[Begin MATERIAL]

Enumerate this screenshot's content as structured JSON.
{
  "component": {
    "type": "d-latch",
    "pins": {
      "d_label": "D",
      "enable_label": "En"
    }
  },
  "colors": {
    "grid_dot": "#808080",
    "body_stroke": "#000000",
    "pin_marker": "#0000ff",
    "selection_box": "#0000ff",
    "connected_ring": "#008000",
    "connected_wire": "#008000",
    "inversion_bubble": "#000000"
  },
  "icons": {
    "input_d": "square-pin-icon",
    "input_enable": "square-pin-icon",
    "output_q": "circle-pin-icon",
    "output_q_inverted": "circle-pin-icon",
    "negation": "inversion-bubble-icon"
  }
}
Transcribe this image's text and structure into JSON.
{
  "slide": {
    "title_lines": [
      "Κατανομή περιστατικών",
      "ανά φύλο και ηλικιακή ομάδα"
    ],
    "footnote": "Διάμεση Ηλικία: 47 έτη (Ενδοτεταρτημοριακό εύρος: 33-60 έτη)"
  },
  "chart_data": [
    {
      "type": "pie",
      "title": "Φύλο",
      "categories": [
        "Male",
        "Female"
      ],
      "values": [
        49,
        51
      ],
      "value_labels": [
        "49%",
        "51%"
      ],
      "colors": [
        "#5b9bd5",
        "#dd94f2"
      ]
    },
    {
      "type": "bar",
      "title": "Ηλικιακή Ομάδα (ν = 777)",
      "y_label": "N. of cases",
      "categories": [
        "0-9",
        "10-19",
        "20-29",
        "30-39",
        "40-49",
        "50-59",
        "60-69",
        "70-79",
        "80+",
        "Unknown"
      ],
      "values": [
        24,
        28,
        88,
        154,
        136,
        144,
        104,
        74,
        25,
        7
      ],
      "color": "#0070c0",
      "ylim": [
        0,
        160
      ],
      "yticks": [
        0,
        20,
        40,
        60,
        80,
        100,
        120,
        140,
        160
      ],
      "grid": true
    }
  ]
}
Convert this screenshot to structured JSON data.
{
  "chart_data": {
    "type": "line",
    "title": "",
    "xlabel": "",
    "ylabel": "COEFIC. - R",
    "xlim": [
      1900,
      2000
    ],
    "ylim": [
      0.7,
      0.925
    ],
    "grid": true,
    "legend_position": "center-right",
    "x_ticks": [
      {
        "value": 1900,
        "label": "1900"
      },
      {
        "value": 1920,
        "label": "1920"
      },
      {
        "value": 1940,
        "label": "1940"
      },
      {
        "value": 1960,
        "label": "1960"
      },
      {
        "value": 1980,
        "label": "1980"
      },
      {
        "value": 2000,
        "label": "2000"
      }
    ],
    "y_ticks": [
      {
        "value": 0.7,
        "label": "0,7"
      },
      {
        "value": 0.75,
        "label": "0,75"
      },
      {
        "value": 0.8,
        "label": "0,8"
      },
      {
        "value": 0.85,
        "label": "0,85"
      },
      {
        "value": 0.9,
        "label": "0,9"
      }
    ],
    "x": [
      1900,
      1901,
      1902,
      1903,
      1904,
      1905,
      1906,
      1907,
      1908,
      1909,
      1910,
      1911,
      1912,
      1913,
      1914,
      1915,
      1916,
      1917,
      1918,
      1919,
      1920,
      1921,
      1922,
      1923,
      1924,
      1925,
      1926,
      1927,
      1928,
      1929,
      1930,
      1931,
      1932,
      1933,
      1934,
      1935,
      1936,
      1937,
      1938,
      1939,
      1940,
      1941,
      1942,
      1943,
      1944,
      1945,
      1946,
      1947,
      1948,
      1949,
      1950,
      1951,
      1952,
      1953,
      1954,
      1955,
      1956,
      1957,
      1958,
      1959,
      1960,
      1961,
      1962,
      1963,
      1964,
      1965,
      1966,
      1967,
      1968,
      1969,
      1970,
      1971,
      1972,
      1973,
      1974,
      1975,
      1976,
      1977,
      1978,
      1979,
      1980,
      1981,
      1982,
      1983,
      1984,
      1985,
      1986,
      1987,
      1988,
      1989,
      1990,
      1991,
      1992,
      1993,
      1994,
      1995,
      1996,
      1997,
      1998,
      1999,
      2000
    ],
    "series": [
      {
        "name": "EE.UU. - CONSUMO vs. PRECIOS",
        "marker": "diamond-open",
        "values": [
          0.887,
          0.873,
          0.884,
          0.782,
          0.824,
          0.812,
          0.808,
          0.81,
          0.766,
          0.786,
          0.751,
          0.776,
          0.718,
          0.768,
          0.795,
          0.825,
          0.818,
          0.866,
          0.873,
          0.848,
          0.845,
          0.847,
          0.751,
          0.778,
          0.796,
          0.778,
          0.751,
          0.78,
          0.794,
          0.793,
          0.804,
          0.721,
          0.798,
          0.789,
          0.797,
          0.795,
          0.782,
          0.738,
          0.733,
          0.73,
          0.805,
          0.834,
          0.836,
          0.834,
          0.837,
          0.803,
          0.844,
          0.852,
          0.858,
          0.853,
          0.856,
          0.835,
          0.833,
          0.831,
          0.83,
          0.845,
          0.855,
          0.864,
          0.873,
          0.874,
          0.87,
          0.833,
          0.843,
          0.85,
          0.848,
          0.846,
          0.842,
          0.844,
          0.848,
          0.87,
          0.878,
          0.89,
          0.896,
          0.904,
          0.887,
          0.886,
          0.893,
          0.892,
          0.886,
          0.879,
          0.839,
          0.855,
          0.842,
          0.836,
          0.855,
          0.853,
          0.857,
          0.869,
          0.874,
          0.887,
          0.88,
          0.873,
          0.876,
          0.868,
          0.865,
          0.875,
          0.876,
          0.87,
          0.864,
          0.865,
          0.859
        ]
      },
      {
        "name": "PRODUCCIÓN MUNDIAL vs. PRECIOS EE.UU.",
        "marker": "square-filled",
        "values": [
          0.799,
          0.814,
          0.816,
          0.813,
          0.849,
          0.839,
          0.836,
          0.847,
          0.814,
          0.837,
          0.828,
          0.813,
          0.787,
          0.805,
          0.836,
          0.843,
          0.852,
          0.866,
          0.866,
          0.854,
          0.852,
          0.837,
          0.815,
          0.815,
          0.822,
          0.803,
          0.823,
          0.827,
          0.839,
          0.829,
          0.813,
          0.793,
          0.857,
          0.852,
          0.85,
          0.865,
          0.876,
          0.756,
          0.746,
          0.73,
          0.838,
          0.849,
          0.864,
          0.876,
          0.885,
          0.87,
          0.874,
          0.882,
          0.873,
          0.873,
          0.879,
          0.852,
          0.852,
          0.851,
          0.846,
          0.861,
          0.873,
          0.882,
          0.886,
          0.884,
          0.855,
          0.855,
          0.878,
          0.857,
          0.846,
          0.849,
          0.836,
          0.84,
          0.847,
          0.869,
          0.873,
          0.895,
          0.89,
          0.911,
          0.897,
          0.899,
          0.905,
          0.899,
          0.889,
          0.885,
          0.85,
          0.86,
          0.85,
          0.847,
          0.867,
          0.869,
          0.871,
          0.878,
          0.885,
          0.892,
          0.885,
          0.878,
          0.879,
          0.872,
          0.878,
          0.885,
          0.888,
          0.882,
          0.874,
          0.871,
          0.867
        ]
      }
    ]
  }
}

[End MATERIAL]

**WHAT YOU SHOULD DO**
Return each line of the data exactly as written above.

**SOLUTION**
Enumerate this screenshot's content as structured JSON.
{
  "component": {
    "type": "d-latch",
    "pins": {
      "d_label": "D",
      "enable_label": "En"
    }
  },
  "colors": {
    "grid_dot": "#808080",
    "body_stroke": "#000000",
    "pin_marker": "#0000ff",
    "selection_box": "#0000ff",
    "connected_ring": "#008000",
    "connected_wire": "#008000",
    "inversion_bubble": "#000000"
  },
  "icons": {
    "input_d": "square-pin-icon",
    "input_enable": "square-pin-icon",
    "output_q": "circle-pin-icon",
    "output_q_inverted": "circle-pin-icon",
    "negation": "inversion-bubble-icon"
  }
}
Transcribe this image's text and structure into JSON.
{
  "slide": {
    "title_lines": [
      "Κατανομή περιστατικών",
      "ανά φύλο και ηλικιακή ομάδα"
    ],
    "footnote": "Διάμεση Ηλικία: 47 έτη (Ενδοτεταρτημοριακό εύρος: 33-60 έτη)"
  },
  "chart_data": [
    {
      "type": "pie",
      "title": "Φύλο",
      "categories": [
        "Male",
        "Female"
      ],
      "values": [
        49,
        51
      ],
      "value_labels": [
        "49%",
        "51%"
      ],
      "colors": [
        "#5b9bd5",
        "#dd94f2"
      ]
    },
    {
      "type": "bar",
      "title": "Ηλικιακή Ομάδα (ν = 777)",
      "y_label": "N. of cases",
      "categories": [
        "0-9",
        "10-19",
        "20-29",
        "30-39",
        "40-49",
        "50-59",
        "60-69",
        "70-79",
        "80+",
        "Unknown"
      ],
      "values": [
        24,
        28,
        88,
        154,
        136,
        144,
        104,
        74,
        25,
        7
      ],
      "color": "#0070c0",
      "ylim": [
        0,
        160
      ],
      "yticks": [
        0,
        20,
        40,
        60,
        80,
        100,
        120,
        140,
        160
      ],
      "grid": true
    }
  ]
}
Convert this screenshot to structured JSON data.
{
  "chart_data": {
    "type": "line",
    "title": "",
    "xlabel": "",
    "ylabel": "COEFIC. - R",
    "xlim": [
      1900,
      2000
    ],
    "ylim": [
      0.7,
      0.925
    ],
    "grid": true,
    "legend_position": "center-right",
    "x_ticks": [
      {
        "value": 1900,
        "label": "1900"
      },
      {
        "value": 1920,
        "label": "1920"
      },
      {
        "value": 1940,
        "label": "1940"
      },
      {
        "value": 1960,
        "label": "1960"
      },
      {
        "value": 1980,
        "label": "1980"
      },
      {
        "value": 2000,
        "label": "2000"
      }
    ],
    "y_ticks": [
      {
        "value": 0.7,
        "label": "0,7"
      },
      {
        "value": 0.75,
        "label": "0,75"
      },
      {
        "value": 0.8,
        "label": "0,8"
      },
      {
        "value": 0.85,
        "label": "0,85"
      },
      {
        "value": 0.9,
        "label": "0,9"
      }
    ],
    "x": [
      1900,
      1901,
      1902,
      1903,
      1904,
      1905,
      1906,
      1907,
      1908,
      1909,
      1910,
      1911,
      1912,
      1913,
      1914,
      1915,
      1916,
      1917,
      1918,
      1919,
      1920,
      1921,
      1922,
      1923,
      1924,
      1925,
      1926,
      1927,
      1928,
      1929,
      1930,
      1931,
      1932,
      1933,
      1934,
      1935,
      1936,
      1937,
      1938,
      1939,
      1940,
      1941,
      1942,
      1943,
      1944,
      1945,
      1946,
      1947,
      1948,
      1949,
      1950,
      1951,
      1952,
      1953,
      1954,
      1955,
      1956,
      1957,
      1958,
      1959,
      1960,
      1961,
      1962,
      1963,
      1964,
      1965,
      1966,
      1967,
      1968,
      1969,
      1970,
      1971,
      1972,
      1973,
      1974,
      1975,
      1976,
      1977,
      1978,
      1979,
      1980,
      1981,
      1982,
      1983,
      1984,
      1985,
      1986,
      1987,
      1988,
      1989,
      1990,
      1991,
      1992,
      1993,
      1994,
      1995,
      1996,
      1997,
      1998,
      1999,
      2000
    ],
    "series": [
      {
        "name": "EE.UU. - CONSUMO vs. PRECIOS",
        "marker": "diamond-open",
        "values": [
          0.887,
          0.873,
          0.884,
          0.782,
          0.824,
          0.812,
          0.808,
          0.81,
          0.766,
          0.786,
          0.751,
          0.776,
          0.718,
          0.768,
          0.795,
          0.825,
          0.818,
          0.866,
          0.873,
          0.848,
          0.845,
          0.847,
          0.751,
          0.778,
          0.796,
          0.778,
          0.751,
          0.78,
          0.794,
          0.793,
          0.804,
          0.721,
          0.798,
          0.789,
          0.797,
          0.795,
          0.782,
          0.738,
          0.733,
          0.73,
          0.805,
          0.834,
          0.836,
          0.834,
          0.837,
          0.803,
          0.844,
          0.852,
          0.858,
          0.853,
          0.856,
          0.835,
          0.833,
          0.831,
          0.83,
          0.845,
          0.855,
          0.864,
          0.873,
          0.874,
          0.87,
          0.833,
          0.843,
          0.85,
          0.848,
          0.846,
          0.842,
          0.844,
          0.848,
          0.87,
          0.878,
          0.89,
          0.896,
          0.904,
          0.887,
          0.886,
          0.893,
          0.892,
          0.886,
          0.879,
          0.839,
          0.855,
          0.842,
          0.836,
          0.855,
          0.853,
          0.857,
          0.869,
          0.874,
          0.887,
          0.88,
          0.873,
          0.876,
          0.868,
          0.865,
          0.875,
          0.876,
          0.87,
          0.864,
          0.865,
          0.859
        ]
      },
      {
        "name": "PRODUCCIÓN MUNDIAL vs. PRECIOS EE.UU.",
        "marker": "square-filled",
        "values": [
          0.799,
          0.814,
          0.816,
          0.813,
          0.849,
          0.839,
          0.836,
          0.847,
          0.814,
          0.837,
          0.828,
          0.813,
          0.787,
          0.805,
          0.836,
          0.843,
          0.852,
          0.866,
          0.866,
          0.854,
          0.852,
          0.837,
          0.815,
          0.815,
          0.822,
          0.803,
          0.823,
          0.827,
          0.839,
          0.829,
          0.813,
          0.793,
          0.857,
          0.852,
          0.85,
          0.865,
          0.876,
          0.756,
          0.746,
          0.73,
          0.838,
          0.849,
          0.864,
          0.876,
          0.885,
          0.87,
          0.874,
          0.882,
          0.873,
          0.873,
          0.879,
          0.852,
          0.852,
          0.851,
          0.846,
          0.861,
          0.873,
          0.882,
          0.886,
          0.884,
          0.855,
          0.855,
          0.878,
          0.857,
          0.846,
          0.849,
          0.836,
          0.84,
          0.847,
          0.869,
          0.873,
          0.895,
          0.89,
          0.911,
          0.897,
          0.899,
          0.905,
          0.899,
          0.889,
          0.885,
          0.85,
          0.86,
          0.85,
          0.847,
          0.867,
          0.869,
          0.871,
          0.878,
          0.885,
          0.892,
          0.885,
          0.878,
          0.879,
          0.872,
          0.878,
          0.885,
          0.888,
          0.882,
          0.874,
          0.871,
          0.867
        ]
      }
    ]
  }
}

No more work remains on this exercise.